• [Recorded data]
________________________
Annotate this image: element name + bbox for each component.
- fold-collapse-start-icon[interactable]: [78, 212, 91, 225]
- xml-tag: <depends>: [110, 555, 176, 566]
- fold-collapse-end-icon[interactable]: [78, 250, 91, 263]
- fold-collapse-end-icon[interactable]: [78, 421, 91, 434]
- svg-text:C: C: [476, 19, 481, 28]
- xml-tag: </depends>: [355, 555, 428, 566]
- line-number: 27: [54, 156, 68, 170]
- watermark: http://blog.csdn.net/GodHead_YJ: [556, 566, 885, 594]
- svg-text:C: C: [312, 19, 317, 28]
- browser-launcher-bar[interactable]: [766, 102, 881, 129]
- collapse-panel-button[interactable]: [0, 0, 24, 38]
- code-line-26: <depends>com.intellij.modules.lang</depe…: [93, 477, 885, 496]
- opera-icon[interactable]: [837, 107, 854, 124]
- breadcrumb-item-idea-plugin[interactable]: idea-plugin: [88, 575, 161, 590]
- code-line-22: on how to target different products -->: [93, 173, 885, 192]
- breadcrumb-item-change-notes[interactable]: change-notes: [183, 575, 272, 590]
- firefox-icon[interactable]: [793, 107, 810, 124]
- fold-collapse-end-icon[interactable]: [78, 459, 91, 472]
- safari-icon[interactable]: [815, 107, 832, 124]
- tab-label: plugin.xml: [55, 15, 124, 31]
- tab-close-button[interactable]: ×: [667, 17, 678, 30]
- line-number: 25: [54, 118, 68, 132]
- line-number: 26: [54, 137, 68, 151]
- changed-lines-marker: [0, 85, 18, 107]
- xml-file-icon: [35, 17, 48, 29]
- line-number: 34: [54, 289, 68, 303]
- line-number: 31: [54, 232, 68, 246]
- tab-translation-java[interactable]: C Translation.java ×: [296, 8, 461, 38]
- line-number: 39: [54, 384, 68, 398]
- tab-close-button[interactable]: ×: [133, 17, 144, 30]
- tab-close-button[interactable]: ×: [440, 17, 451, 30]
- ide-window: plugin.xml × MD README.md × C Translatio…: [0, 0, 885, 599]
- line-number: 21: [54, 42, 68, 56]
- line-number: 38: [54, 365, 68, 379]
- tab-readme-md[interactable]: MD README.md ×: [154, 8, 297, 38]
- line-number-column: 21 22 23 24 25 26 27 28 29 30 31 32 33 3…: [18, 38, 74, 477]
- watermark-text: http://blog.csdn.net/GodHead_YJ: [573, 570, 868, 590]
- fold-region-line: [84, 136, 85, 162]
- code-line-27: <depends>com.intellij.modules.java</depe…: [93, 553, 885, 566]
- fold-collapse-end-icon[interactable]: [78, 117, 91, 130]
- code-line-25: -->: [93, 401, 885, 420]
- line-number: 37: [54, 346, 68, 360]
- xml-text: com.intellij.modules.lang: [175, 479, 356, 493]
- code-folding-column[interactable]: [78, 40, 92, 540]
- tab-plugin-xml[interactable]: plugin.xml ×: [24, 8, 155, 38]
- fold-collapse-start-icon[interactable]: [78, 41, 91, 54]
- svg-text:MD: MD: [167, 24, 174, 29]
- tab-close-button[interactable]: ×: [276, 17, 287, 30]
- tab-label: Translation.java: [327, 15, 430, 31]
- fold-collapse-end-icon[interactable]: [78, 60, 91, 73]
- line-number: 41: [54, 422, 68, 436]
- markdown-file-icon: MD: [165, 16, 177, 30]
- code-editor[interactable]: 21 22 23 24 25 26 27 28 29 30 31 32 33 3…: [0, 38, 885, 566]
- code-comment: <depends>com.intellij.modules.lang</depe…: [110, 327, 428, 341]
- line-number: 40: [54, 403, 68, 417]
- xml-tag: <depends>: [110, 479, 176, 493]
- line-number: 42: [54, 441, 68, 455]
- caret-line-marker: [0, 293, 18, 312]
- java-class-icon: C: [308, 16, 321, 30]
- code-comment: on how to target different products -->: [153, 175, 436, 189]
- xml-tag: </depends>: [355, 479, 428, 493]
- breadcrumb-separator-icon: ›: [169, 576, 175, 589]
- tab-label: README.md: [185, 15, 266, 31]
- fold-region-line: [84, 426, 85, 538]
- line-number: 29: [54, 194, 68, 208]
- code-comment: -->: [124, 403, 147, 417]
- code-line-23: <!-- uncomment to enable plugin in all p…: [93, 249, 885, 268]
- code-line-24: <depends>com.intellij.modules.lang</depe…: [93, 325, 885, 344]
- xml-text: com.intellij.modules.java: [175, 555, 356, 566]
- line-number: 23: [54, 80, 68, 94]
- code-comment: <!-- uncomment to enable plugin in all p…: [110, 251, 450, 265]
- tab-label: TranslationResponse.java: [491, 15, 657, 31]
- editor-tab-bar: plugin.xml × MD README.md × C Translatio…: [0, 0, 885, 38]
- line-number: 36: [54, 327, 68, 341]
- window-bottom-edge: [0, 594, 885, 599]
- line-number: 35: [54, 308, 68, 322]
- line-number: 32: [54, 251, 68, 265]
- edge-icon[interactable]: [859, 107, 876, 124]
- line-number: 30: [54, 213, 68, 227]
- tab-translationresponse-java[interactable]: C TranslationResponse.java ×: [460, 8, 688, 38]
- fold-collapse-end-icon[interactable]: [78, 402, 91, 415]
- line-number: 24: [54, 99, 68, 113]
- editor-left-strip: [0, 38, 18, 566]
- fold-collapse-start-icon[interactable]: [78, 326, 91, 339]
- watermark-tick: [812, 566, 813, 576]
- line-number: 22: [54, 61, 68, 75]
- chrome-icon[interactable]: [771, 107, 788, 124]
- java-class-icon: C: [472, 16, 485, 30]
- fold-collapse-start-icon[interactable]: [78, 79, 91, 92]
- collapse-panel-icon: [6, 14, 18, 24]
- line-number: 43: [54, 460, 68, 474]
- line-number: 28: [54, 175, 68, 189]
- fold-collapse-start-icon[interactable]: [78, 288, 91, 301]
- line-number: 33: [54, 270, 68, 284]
________________________
• [Required work] Copy every line of the material above, changing nothing.

• [Result of the exercise]
Annotate this image: element name + bbox for each component.
- fold-collapse-start-icon[interactable]: [78, 212, 91, 225]
- xml-tag: <depends>: [110, 555, 176, 566]
- fold-collapse-end-icon[interactable]: [78, 250, 91, 263]
- fold-collapse-end-icon[interactable]: [78, 421, 91, 434]
- svg-text:C: C: [476, 19, 481, 28]
- xml-tag: </depends>: [355, 555, 428, 566]
- line-number: 27: [54, 156, 68, 170]
- watermark: http://blog.csdn.net/GodHead_YJ: [556, 566, 885, 594]
- svg-text:C: C: [312, 19, 317, 28]
- browser-launcher-bar[interactable]: [766, 102, 881, 129]
- collapse-panel-button[interactable]: [0, 0, 24, 38]
- code-line-26: <depends>com.intellij.modules.lang</depe…: [93, 477, 885, 496]
- opera-icon[interactable]: [837, 107, 854, 124]
- breadcrumb-item-idea-plugin[interactable]: idea-plugin: [88, 575, 161, 590]
- code-line-22: on how to target different products -->: [93, 173, 885, 192]
- breadcrumb-item-change-notes[interactable]: change-notes: [183, 575, 272, 590]
- firefox-icon[interactable]: [793, 107, 810, 124]
- fold-collapse-end-icon[interactable]: [78, 459, 91, 472]
- safari-icon[interactable]: [815, 107, 832, 124]
- tab-label: plugin.xml: [55, 15, 124, 31]
- tab-close-button[interactable]: ×: [667, 17, 678, 30]
- line-number: 25: [54, 118, 68, 132]
- line-number: 26: [54, 137, 68, 151]
- changed-lines-marker: [0, 85, 18, 107]
- xml-file-icon: [35, 17, 48, 29]
- line-number: 34: [54, 289, 68, 303]
- line-number: 31: [54, 232, 68, 246]
- tab-translation-java[interactable]: C Translation.java ×: [296, 8, 461, 38]
- line-number: 39: [54, 384, 68, 398]
- tab-close-button[interactable]: ×: [133, 17, 144, 30]
- tab-close-button[interactable]: ×: [440, 17, 451, 30]
- ide-window: plugin.xml × MD README.md × C Translatio…: [0, 0, 885, 599]
- line-number: 21: [54, 42, 68, 56]
- line-number: 38: [54, 365, 68, 379]
- tab-readme-md[interactable]: MD README.md ×: [154, 8, 297, 38]
- line-number-column: 21 22 23 24 25 26 27 28 29 30 31 32 33 3…: [18, 38, 74, 477]
- watermark-text: http://blog.csdn.net/GodHead_YJ: [573, 570, 868, 590]
- fold-region-line: [84, 136, 85, 162]
- code-line-27: <depends>com.intellij.modules.java</depe…: [93, 553, 885, 566]
- fold-collapse-end-icon[interactable]: [78, 117, 91, 130]
- code-line-25: -->: [93, 401, 885, 420]
- line-number: 37: [54, 346, 68, 360]
- xml-text: com.intellij.modules.lang: [175, 479, 356, 493]
- code-folding-column[interactable]: [78, 40, 92, 540]
- tab-plugin-xml[interactable]: plugin.xml ×: [24, 8, 155, 38]
- fold-collapse-start-icon[interactable]: [78, 41, 91, 54]
- svg-text:MD: MD: [167, 24, 174, 29]
- tab-close-button[interactable]: ×: [276, 17, 287, 30]
- tab-label: Translation.java: [327, 15, 430, 31]
- fold-collapse-end-icon[interactable]: [78, 60, 91, 73]
- line-number: 41: [54, 422, 68, 436]
- markdown-file-icon: MD: [165, 16, 177, 30]
- code-editor[interactable]: 21 22 23 24 25 26 27 28 29 30 31 32 33 3…: [0, 38, 885, 566]
- code-comment: <depends>com.intellij.modules.lang</depe…: [110, 327, 428, 341]
- line-number: 40: [54, 403, 68, 417]
- xml-tag: <depends>: [110, 479, 176, 493]
- line-number: 42: [54, 441, 68, 455]
- caret-line-marker: [0, 293, 18, 312]
- java-class-icon: C: [308, 16, 321, 30]
- code-comment: on how to target different products -->: [153, 175, 436, 189]
- xml-tag: </depends>: [355, 479, 428, 493]
- breadcrumb-separator-icon: ›: [169, 576, 175, 589]
- tab-label: README.md: [185, 15, 266, 31]
- fold-region-line: [84, 426, 85, 538]
- line-number: 29: [54, 194, 68, 208]
- code-comment: -->: [124, 403, 147, 417]
- code-line-23: <!-- uncomment to enable plugin in all p…: [93, 249, 885, 268]
- code-line-24: <depends>com.intellij.modules.lang</depe…: [93, 325, 885, 344]
- xml-text: com.intellij.modules.java: [175, 555, 356, 566]
- line-number: 23: [54, 80, 68, 94]
- code-comment: <!-- uncomment to enable plugin in all p…: [110, 251, 450, 265]
- tab-label: TranslationResponse.java: [491, 15, 657, 31]
- editor-tab-bar: plugin.xml × MD README.md × C Translatio…: [0, 0, 885, 38]
- line-number: 36: [54, 327, 68, 341]
- window-bottom-edge: [0, 594, 885, 599]
- line-number: 35: [54, 308, 68, 322]
- line-number: 32: [54, 251, 68, 265]
- edge-icon[interactable]: [859, 107, 876, 124]
- line-number: 30: [54, 213, 68, 227]
- tab-translationresponse-java[interactable]: C TranslationResponse.java ×: [460, 8, 688, 38]
- fold-collapse-end-icon[interactable]: [78, 402, 91, 415]
- line-number: 24: [54, 99, 68, 113]
- editor-left-strip: [0, 38, 18, 566]
- fold-collapse-start-icon[interactable]: [78, 326, 91, 339]
- watermark-tick: [812, 566, 813, 576]
- line-number: 22: [54, 61, 68, 75]
- chrome-icon[interactable]: [771, 107, 788, 124]
- java-class-icon: C: [472, 16, 485, 30]
- fold-collapse-start-icon[interactable]: [78, 79, 91, 92]
- collapse-panel-icon: [6, 14, 18, 24]
- line-number: 43: [54, 460, 68, 474]
- line-number: 28: [54, 175, 68, 189]
- fold-collapse-start-icon[interactable]: [78, 288, 91, 301]
- line-number: 33: [54, 270, 68, 284]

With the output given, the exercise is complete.